[Dataset listings of figures]
┌──

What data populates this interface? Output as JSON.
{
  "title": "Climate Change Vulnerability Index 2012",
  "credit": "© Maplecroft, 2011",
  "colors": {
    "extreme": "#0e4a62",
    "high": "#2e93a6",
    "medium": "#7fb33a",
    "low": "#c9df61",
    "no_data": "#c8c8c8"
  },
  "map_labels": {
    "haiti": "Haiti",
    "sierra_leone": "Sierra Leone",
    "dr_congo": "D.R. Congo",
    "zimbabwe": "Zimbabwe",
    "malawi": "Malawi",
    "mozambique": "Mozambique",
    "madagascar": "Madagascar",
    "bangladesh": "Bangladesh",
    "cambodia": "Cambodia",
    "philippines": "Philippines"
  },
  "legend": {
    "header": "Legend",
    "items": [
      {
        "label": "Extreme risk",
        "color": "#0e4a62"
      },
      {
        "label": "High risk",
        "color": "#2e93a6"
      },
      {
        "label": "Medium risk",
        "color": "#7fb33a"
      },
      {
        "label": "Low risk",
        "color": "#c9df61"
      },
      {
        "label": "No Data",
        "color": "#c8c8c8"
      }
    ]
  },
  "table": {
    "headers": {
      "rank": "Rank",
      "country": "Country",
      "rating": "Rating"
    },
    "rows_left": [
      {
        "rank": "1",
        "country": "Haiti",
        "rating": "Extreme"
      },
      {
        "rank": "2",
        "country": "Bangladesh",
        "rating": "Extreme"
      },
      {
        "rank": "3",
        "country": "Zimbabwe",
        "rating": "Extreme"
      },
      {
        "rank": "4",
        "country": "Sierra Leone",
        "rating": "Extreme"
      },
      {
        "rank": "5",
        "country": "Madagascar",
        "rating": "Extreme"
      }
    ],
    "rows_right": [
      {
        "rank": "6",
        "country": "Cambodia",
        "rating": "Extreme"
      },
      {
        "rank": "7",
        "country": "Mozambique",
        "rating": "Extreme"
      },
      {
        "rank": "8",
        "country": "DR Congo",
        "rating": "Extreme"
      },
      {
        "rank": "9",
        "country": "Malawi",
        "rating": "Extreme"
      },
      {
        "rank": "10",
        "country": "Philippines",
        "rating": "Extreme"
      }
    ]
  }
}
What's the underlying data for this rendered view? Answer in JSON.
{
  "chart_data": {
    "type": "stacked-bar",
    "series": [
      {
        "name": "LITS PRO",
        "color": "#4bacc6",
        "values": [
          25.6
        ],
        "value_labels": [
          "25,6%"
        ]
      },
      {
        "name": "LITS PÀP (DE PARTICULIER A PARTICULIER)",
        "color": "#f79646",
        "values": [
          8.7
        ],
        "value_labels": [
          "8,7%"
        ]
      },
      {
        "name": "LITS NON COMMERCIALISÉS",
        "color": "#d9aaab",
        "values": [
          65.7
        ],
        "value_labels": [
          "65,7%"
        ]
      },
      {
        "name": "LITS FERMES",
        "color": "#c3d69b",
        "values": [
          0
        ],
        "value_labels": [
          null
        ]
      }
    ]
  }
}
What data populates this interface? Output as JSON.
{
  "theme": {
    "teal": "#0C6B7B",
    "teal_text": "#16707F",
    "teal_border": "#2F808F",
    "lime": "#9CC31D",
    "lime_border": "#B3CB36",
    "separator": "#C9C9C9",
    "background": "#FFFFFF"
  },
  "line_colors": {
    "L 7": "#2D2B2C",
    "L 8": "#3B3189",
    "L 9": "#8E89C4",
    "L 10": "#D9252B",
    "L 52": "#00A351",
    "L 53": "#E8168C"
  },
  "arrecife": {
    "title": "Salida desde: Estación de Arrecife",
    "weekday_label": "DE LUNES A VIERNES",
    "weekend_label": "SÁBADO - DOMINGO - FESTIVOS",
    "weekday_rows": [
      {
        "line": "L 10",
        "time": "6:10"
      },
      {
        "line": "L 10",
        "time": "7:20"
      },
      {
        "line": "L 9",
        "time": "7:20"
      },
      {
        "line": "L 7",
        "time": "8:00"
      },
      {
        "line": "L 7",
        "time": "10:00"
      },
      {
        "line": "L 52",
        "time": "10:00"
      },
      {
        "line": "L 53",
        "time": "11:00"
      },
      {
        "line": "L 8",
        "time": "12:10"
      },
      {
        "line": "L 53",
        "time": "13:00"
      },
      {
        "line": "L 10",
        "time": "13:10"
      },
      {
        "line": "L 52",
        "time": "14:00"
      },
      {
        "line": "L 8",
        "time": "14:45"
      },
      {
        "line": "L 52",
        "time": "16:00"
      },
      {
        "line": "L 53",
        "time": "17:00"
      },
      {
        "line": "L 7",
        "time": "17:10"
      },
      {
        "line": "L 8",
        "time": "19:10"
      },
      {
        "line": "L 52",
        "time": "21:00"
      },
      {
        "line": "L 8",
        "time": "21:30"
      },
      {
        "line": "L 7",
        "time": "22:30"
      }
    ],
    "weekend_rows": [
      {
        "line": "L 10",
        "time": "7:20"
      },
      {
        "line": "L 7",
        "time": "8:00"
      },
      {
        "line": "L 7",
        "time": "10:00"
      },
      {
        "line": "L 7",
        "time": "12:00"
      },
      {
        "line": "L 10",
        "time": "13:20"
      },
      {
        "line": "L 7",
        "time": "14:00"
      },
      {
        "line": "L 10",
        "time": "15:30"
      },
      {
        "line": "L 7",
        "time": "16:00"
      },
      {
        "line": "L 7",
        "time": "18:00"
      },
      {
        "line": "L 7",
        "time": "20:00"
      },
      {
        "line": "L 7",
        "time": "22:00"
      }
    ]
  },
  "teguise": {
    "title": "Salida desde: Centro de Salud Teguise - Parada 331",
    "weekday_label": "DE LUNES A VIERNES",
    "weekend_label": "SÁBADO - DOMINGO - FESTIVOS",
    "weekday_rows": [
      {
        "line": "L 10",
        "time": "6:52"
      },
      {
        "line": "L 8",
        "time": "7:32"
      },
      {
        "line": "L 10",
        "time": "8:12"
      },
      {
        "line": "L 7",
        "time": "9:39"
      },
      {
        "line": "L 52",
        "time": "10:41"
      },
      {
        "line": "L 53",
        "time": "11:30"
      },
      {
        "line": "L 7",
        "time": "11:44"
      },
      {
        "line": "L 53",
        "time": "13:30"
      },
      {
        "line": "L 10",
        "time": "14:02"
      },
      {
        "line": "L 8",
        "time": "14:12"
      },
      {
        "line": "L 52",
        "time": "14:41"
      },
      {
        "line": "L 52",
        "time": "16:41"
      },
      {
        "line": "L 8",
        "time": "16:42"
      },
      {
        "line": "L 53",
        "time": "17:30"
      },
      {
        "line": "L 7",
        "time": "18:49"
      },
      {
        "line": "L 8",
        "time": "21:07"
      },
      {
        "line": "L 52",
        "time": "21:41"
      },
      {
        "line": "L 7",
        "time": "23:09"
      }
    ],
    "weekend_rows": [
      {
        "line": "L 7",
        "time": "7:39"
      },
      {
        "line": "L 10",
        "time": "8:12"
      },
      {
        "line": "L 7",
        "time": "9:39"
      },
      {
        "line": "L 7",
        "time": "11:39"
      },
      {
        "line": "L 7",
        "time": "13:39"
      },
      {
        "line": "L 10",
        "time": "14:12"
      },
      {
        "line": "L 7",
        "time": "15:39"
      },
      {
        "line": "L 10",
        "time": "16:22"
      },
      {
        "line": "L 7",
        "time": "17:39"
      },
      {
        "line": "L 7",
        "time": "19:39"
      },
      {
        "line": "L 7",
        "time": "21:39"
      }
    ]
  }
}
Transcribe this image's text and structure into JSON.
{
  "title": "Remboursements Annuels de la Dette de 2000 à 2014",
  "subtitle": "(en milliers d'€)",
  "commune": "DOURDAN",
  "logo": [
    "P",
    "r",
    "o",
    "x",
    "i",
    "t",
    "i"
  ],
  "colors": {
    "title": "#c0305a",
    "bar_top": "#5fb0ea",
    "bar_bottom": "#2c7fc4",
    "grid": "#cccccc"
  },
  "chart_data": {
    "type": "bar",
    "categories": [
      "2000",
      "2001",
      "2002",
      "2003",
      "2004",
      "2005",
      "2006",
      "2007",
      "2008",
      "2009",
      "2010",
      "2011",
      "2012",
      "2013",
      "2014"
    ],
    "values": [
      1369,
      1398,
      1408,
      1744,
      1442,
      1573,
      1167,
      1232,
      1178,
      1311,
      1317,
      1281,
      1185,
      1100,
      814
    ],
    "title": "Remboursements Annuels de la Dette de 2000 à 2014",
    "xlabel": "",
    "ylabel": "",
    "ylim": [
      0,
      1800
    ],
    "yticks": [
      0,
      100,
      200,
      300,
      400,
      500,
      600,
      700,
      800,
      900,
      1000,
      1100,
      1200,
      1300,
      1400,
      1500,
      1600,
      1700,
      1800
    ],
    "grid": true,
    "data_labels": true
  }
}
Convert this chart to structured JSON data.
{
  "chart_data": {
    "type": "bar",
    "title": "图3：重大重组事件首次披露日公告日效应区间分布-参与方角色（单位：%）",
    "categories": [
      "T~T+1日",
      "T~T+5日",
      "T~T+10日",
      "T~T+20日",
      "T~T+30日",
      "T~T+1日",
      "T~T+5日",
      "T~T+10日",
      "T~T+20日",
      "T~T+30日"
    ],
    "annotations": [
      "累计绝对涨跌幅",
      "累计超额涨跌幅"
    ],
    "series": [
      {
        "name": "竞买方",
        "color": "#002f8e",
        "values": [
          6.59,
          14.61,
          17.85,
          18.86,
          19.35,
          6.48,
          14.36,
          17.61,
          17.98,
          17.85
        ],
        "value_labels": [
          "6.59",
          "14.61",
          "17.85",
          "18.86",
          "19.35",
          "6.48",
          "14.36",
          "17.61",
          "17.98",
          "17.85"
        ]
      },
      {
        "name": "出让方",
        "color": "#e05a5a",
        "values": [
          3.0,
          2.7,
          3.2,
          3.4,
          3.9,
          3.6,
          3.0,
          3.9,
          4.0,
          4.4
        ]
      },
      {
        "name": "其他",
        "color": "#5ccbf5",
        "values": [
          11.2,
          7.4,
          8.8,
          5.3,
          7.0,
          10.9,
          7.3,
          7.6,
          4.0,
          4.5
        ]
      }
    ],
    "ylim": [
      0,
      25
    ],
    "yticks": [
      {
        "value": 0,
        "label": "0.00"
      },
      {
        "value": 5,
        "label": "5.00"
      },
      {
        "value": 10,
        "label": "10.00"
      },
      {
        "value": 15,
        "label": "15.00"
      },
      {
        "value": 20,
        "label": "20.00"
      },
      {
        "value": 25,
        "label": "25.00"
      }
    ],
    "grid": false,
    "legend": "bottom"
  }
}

└──

- _Task prompt_: Report the number of lines of the listing above that hold the string "Cambodia", with no other text.

- _Written solution_: 2